Start EXTRACTED MATERIAL

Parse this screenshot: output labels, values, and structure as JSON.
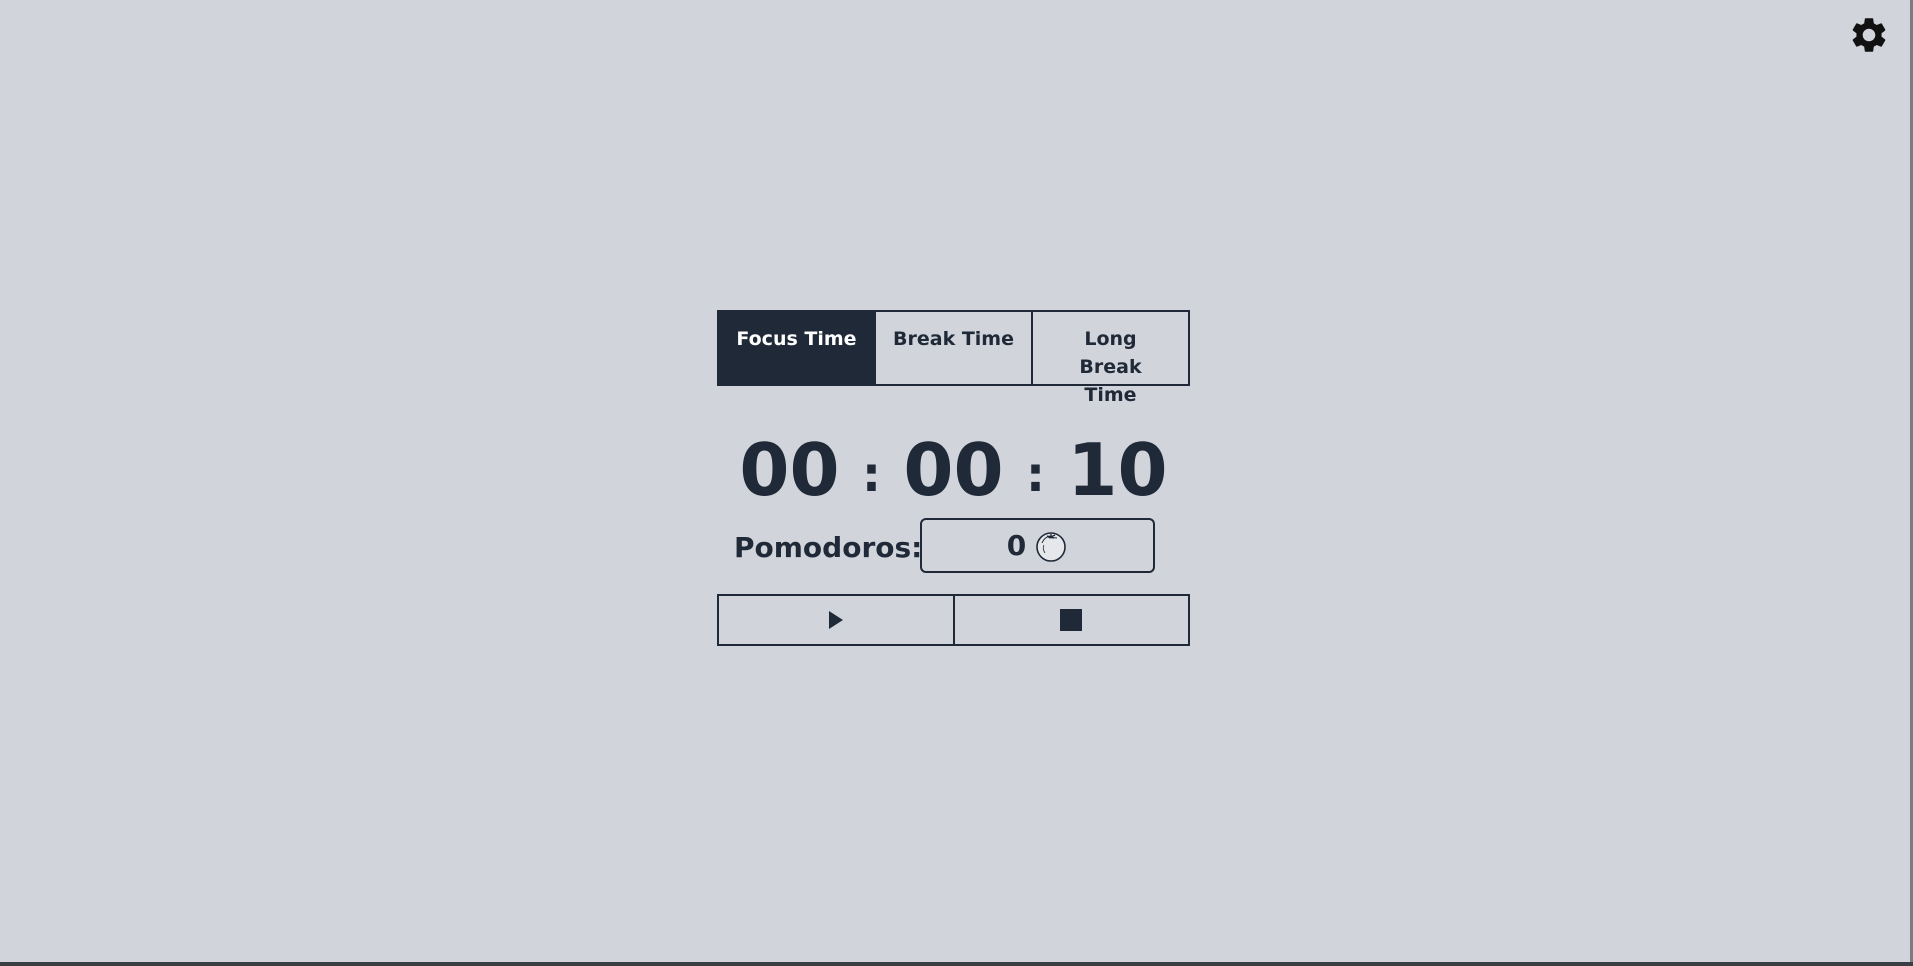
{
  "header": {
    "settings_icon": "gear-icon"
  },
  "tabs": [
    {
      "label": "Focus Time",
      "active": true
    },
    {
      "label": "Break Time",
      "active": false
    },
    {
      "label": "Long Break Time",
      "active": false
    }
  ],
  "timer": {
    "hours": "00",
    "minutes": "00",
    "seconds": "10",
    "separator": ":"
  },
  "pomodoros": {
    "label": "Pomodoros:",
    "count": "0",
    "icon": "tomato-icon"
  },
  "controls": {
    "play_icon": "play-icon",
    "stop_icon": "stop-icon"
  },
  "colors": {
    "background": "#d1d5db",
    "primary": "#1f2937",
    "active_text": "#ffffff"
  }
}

End EXTRACTED MATERIAL

■ WHAT THIS TASK INVOLVES ■
Give every line of the material that includes the string "Break".

■ COMPLETE ANSWER ■
      "label": "Break Time",
      "label": "Long Break Time",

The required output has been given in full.